**Task requirements:** Return all of the entries exactly as written.

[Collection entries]
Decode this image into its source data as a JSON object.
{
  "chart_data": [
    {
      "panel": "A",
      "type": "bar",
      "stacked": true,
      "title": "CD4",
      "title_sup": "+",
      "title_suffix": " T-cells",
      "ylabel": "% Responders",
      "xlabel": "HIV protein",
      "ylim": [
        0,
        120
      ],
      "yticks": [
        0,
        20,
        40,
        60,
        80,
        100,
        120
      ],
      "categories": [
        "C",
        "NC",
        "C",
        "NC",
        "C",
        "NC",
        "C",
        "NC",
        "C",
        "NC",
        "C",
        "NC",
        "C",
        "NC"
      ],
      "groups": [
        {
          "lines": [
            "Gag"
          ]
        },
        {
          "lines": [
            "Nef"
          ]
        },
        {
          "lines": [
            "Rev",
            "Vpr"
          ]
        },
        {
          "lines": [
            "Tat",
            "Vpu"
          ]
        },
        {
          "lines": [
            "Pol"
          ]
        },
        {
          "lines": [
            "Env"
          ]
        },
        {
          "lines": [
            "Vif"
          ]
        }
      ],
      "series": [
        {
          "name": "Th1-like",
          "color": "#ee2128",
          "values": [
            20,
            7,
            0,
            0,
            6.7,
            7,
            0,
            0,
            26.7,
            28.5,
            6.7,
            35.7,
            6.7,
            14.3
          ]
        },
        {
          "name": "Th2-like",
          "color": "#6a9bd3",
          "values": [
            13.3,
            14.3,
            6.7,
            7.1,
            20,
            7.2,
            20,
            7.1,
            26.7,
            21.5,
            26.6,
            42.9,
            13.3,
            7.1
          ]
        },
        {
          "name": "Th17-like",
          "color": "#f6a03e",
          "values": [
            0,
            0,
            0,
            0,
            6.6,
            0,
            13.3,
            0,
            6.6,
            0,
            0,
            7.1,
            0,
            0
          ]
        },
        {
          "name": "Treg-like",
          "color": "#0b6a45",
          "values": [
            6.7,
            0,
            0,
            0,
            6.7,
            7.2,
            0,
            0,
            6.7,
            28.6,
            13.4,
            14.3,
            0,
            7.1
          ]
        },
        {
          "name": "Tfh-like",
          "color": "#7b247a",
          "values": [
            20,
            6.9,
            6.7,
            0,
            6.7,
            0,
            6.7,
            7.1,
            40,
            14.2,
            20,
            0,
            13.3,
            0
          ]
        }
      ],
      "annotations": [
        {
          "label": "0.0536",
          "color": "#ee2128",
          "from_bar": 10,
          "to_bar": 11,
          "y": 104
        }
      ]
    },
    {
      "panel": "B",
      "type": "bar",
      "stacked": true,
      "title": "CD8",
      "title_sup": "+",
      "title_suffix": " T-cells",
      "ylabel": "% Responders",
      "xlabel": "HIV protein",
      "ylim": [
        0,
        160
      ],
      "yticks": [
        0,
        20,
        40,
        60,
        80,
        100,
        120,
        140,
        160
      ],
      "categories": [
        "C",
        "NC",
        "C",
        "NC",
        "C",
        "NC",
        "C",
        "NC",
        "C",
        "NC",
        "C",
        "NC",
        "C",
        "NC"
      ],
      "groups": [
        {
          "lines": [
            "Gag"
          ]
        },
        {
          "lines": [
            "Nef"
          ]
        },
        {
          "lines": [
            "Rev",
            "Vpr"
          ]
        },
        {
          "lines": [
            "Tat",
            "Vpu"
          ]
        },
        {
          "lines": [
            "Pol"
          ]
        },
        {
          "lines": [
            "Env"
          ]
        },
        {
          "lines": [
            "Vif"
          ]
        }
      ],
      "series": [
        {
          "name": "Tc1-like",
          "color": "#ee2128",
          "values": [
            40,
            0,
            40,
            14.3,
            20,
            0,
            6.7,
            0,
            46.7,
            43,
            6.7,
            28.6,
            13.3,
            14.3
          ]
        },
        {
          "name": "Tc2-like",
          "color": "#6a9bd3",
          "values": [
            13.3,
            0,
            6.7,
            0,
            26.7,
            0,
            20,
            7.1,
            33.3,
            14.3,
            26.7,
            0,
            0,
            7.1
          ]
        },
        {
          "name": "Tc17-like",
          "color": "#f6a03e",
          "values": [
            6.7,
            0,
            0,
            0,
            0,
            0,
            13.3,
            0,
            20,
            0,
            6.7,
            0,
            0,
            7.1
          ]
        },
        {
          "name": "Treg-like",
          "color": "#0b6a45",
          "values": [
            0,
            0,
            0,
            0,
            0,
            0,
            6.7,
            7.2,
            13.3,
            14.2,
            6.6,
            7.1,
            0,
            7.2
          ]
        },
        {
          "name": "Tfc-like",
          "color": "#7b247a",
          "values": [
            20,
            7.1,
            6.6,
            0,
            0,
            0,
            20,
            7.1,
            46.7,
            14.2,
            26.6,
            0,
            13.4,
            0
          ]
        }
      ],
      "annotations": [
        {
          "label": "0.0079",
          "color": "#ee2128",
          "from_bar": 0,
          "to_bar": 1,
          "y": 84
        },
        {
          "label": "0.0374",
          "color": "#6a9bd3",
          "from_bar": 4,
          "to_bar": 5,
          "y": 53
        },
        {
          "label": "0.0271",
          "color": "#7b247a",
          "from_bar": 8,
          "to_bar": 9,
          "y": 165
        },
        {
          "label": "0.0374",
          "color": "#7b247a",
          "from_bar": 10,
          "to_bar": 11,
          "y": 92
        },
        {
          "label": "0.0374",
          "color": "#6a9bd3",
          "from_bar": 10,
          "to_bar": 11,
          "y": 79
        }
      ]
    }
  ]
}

**Written answer:**
Decode this image into its source data as a JSON object.
{
  "chart_data": [
    {
      "panel": "A",
      "type": "bar",
      "stacked": true,
      "title": "CD4",
      "title_sup": "+",
      "title_suffix": " T-cells",
      "ylabel": "% Responders",
      "xlabel": "HIV protein",
      "ylim": [
        0,
        120
      ],
      "yticks": [
        0,
        20,
        40,
        60,
        80,
        100,
        120
      ],
      "categories": [
        "C",
        "NC",
        "C",
        "NC",
        "C",
        "NC",
        "C",
        "NC",
        "C",
        "NC",
        "C",
        "NC",
        "C",
        "NC"
      ],
      "groups": [
        {
          "lines": [
            "Gag"
          ]
        },
        {
          "lines": [
            "Nef"
          ]
        },
        {
          "lines": [
            "Rev",
            "Vpr"
          ]
        },
        {
          "lines": [
            "Tat",
            "Vpu"
          ]
        },
        {
          "lines": [
            "Pol"
          ]
        },
        {
          "lines": [
            "Env"
          ]
        },
        {
          "lines": [
            "Vif"
          ]
        }
      ],
      "series": [
        {
          "name": "Th1-like",
          "color": "#ee2128",
          "values": [
            20,
            7,
            0,
            0,
            6.7,
            7,
            0,
            0,
            26.7,
            28.5,
            6.7,
            35.7,
            6.7,
            14.3
          ]
        },
        {
          "name": "Th2-like",
          "color": "#6a9bd3",
          "values": [
            13.3,
            14.3,
            6.7,
            7.1,
            20,
            7.2,
            20,
            7.1,
            26.7,
            21.5,
            26.6,
            42.9,
            13.3,
            7.1
          ]
        },
        {
          "name": "Th17-like",
          "color": "#f6a03e",
          "values": [
            0,
            0,
            0,
            0,
            6.6,
            0,
            13.3,
            0,
            6.6,
            0,
            0,
            7.1,
            0,
            0
          ]
        },
        {
          "name": "Treg-like",
          "color": "#0b6a45",
          "values": [
            6.7,
            0,
            0,
            0,
            6.7,
            7.2,
            0,
            0,
            6.7,
            28.6,
            13.4,
            14.3,
            0,
            7.1
          ]
        },
        {
          "name": "Tfh-like",
          "color": "#7b247a",
          "values": [
            20,
            6.9,
            6.7,
            0,
            6.7,
            0,
            6.7,
            7.1,
            40,
            14.2,
            20,
            0,
            13.3,
            0
          ]
        }
      ],
      "annotations": [
        {
          "label": "0.0536",
          "color": "#ee2128",
          "from_bar": 10,
          "to_bar": 11,
          "y": 104
        }
      ]
    },
    {
      "panel": "B",
      "type": "bar",
      "stacked": true,
      "title": "CD8",
      "title_sup": "+",
      "title_suffix": " T-cells",
      "ylabel": "% Responders",
      "xlabel": "HIV protein",
      "ylim": [
        0,
        160
      ],
      "yticks": [
        0,
        20,
        40,
        60,
        80,
        100,
        120,
        140,
        160
      ],
      "categories": [
        "C",
        "NC",
        "C",
        "NC",
        "C",
        "NC",
        "C",
        "NC",
        "C",
        "NC",
        "C",
        "NC",
        "C",
        "NC"
      ],
      "groups": [
        {
          "lines": [
            "Gag"
          ]
        },
        {
          "lines": [
            "Nef"
          ]
        },
        {
          "lines": [
            "Rev",
            "Vpr"
          ]
        },
        {
          "lines": [
            "Tat",
            "Vpu"
          ]
        },
        {
          "lines": [
            "Pol"
          ]
        },
        {
          "lines": [
            "Env"
          ]
        },
        {
          "lines": [
            "Vif"
          ]
        }
      ],
      "series": [
        {
          "name": "Tc1-like",
          "color": "#ee2128",
          "values": [
            40,
            0,
            40,
            14.3,
            20,
            0,
            6.7,
            0,
            46.7,
            43,
            6.7,
            28.6,
            13.3,
            14.3
          ]
        },
        {
          "name": "Tc2-like",
          "color": "#6a9bd3",
          "values": [
            13.3,
            0,
            6.7,
            0,
            26.7,
            0,
            20,
            7.1,
            33.3,
            14.3,
            26.7,
            0,
            0,
            7.1
          ]
        },
        {
          "name": "Tc17-like",
          "color": "#f6a03e",
          "values": [
            6.7,
            0,
            0,
            0,
            0,
            0,
            13.3,
            0,
            20,
            0,
            6.7,
            0,
            0,
            7.1
          ]
        },
        {
          "name": "Treg-like",
          "color": "#0b6a45",
          "values": [
            0,
            0,
            0,
            0,
            0,
            0,
            6.7,
            7.2,
            13.3,
            14.2,
            6.6,
            7.1,
            0,
            7.2
          ]
        },
        {
          "name": "Tfc-like",
          "color": "#7b247a",
          "values": [
            20,
            7.1,
            6.6,
            0,
            0,
            0,
            20,
            7.1,
            46.7,
            14.2,
            26.6,
            0,
            13.4,
            0
          ]
        }
      ],
      "annotations": [
        {
          "label": "0.0079",
          "color": "#ee2128",
          "from_bar": 0,
          "to_bar": 1,
          "y": 84
        },
        {
          "label": "0.0374",
          "color": "#6a9bd3",
          "from_bar": 4,
          "to_bar": 5,
          "y": 53
        },
        {
          "label": "0.0271",
          "color": "#7b247a",
          "from_bar": 8,
          "to_bar": 9,
          "y": 165
        },
        {
          "label": "0.0374",
          "color": "#7b247a",
          "from_bar": 10,
          "to_bar": 11,
          "y": 92
        },
        {
          "label": "0.0374",
          "color": "#6a9bd3",
          "from_bar": 10,
          "to_bar": 11,
          "y": 79
        }
      ]
    }
  ]
}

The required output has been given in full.